Metin Alıntısı:
KILIÇDAROĞLU’NA 10 SORU
ADAY MI DEĞİL Mİ
Kılıçdaroğlu’na, birkaç soru sormak istiyorum. Bu sorulara öyle kıvırtarak, laf çevirerek, yuvarlak sözler ederek değil kesin, kati, net cevap vermesini bekliyorum. Şayet bu delikanlılığı yaparsa kendisini siyaseten ve tıbben mazur görmekten vazgeçip, muhatap almaya başlayabiliriz.
PKK’dan YPG’ye bölücü terör örgütünün bütün unsurlarını, DHKP-C’den TİKKO’ya, FETÖ’den DEAŞ’a tüm terör örgütlerini ve siyasi uzantılarını, medya destekçilerini, yurtdışında bağlantılarıyla birlikte en şiddetli şekilde lanetliyor mu, lanetlemiyor mu?
PKK ve YPG’ye karşı yürütülen sınır ötesi harekâtlarını destekliyor mu?
Ülkemizin milli çıkarlarına yönelik kendi devletinin izlediği politikaların yanında mı, değil mi?
Türkiye’nin Akdeniz ve Ege’de sınır hattından kalıcı ekonomik bölgeler oluşturma çabalarına kadar verdiği milli mücadelede ülkesinin safında mı, yoksa karşımızdakilerin safında mı?
Dünyanın salgın ve savaş sebebiyle yaşadığı krizin ekonomik boyutunun ülkemize etkilerine karşı sürdürdüğümüz mücadeleye en azından ilkesel düzeyde destek veriyor mu, vermiyor mu?
Mahkeme kararları ve kurum açıklamalarıyla yalan olduğu tescillenmiş iddiaları bir kenara bırakıp siyaseti ülkenin ve milletin âli çıkarları üzerinden yürütmeye var mı, yok mu?
Siyasi stratejilerini yabancı ülke temsilcilerine hazırlatmak ve onaylatmak yerine, kendi partisinin mensuplarıyla ve ülke kamuoyuyla belirlemeye yönelecek mi, yönelmeyecek mi?
Bu toprakların tüm değerleri, sembolleri, birikimleri ve kazanımlarıyla asil bir devletin evladı gibi hareket etmeyi kabul ediyor mu, etmiyor mu?
Partisi içindeki her türden terör örgütü destekçisini, her türden hırsızı, tacizciyi, tecavüzcüyü, istismarcıyı tasfiye etmeyi düşünüyor mu, düşünmüyor mu?
Yüreği yetip 2023’te cumhurbaşkanı adayı olacak mı, olmayacak mı?
Hayat pahalılığı
KİMSEYİ YOKLUĞA TERK ETMEYECEĞİZ
Birliğimize, beraberliğimize sıkı sıkıya sarılarak çalışmaya devam edersek bu süreci en az hasarla atlatmayı başaracağız. Hiçbir insanımızı yokluğun, yoksulluğun, çaresizliğin pençesine terk etmeyeceğiz. Tedbirleri adım adım hayata geçireceğiz. İşçisiyle, işvereniyle, esnafıyla, emeklisiyle her kesimin sıkıntılarına çare olacak paketler hazırlıyoruz. Enflasyondan kaynaklanan refah düşüşüne yönelik tedbirlerimizi sürdüreceğiz.

Veri Kümesi Kayıtları:
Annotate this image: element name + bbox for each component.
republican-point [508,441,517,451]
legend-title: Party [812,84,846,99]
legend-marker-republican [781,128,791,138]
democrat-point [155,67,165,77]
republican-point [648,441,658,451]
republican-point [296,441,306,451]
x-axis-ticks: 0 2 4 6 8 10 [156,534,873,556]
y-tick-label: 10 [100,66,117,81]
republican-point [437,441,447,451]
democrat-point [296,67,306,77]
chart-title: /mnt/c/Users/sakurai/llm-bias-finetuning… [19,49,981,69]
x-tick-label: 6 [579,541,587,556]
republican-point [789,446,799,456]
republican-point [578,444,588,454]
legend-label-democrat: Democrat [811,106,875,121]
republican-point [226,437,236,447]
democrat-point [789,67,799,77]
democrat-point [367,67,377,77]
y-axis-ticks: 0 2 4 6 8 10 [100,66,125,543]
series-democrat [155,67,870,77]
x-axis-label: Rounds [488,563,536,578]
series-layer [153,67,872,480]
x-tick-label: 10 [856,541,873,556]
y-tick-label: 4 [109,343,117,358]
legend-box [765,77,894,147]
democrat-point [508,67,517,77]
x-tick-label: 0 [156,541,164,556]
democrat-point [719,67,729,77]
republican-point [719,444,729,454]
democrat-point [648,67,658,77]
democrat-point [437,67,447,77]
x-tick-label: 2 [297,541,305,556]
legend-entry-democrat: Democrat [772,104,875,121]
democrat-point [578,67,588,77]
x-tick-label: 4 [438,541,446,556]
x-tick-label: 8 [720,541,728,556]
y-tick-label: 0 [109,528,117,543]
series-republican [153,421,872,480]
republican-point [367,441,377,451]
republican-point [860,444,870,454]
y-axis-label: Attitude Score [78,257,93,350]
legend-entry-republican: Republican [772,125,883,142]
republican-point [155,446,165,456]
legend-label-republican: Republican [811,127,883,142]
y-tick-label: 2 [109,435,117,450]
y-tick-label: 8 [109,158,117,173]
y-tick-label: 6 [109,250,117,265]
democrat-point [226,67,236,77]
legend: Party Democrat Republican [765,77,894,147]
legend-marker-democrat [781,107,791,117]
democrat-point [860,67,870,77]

İstenen Görevler:
- a) Kılıçdaroğlu yazısında, Kılıçdaroğlu'nun cumhurbaşkanı adayı olup olmayacağı hangi yıl için soruluyor?
- b) Kılıçdaroğlu yazısını, son cümlesinden sonra kaldığı yerden sürdürün.

Çözülen Problemler:
- a) 2023 yılı için soruluyor.

- b)
Gezi eylemi
BAY KEMAL BAŞI ÇEKENDİ
Ağaç bahanesiyle çakılan kıvılcım bir anda ülkenin çıkarlarını hedef alan çatışmaya dönmüştü. Dolmabahçe’deki caminin içinde bu eşkıyalar, teröristler bira şişeleriyle caminin içini pisletmişti. Gezi olaylarının arkasında hangi güçlerin olduğunu tarih de yazacaktır. Bay Kemal de oradaydı. Çünkü başı çeken oydu. Bunlar ancak terör sevicileri ile beraber. Çünkü kendileri de terör sevici.
Köprü eylemi
VEKİL OLSAN NE YAZAR
Köprüye çıkıp polislere hakaret edip devletin polisine rağmen pankart asmaya çalışan tipler bunun somut örnekleridir. Bu ne densizliktir? Bu ne edepsizliktir? Sen vekil olsan ne yazar? Gelip de Şehitler Köprüsü’nde böyle bir pankartı polise rağmen asamazsın. Astırtmazlar. Devletin polisine görevini yaparken yaptıkları iş, 'Ben milletvekiliyim.' Sen milletvekili olsan ne yazar ya?
Suriye operasyonu
YENİ BİR SAFHAYA GEÇİYORUZ
Güney sınırları boyunca 30 kilometre derinliğinde güvenli bölge oluşturma kararının yeni bir safhasına geçiyoruz. Tel Rifat ve Münbiç’i teröristlerden temizliyoruz. Ardından da aşama aşama diğer bölgelerde aynısını yapacağız. Türkiye’nin bu meşru güvenlik adımlarına bakalım kimler destek verecek, kimler köstek olacak göreceğiz.
Miçotakis’e
TARİHTEN HİÇ DERS ALMIYOR MUSUN?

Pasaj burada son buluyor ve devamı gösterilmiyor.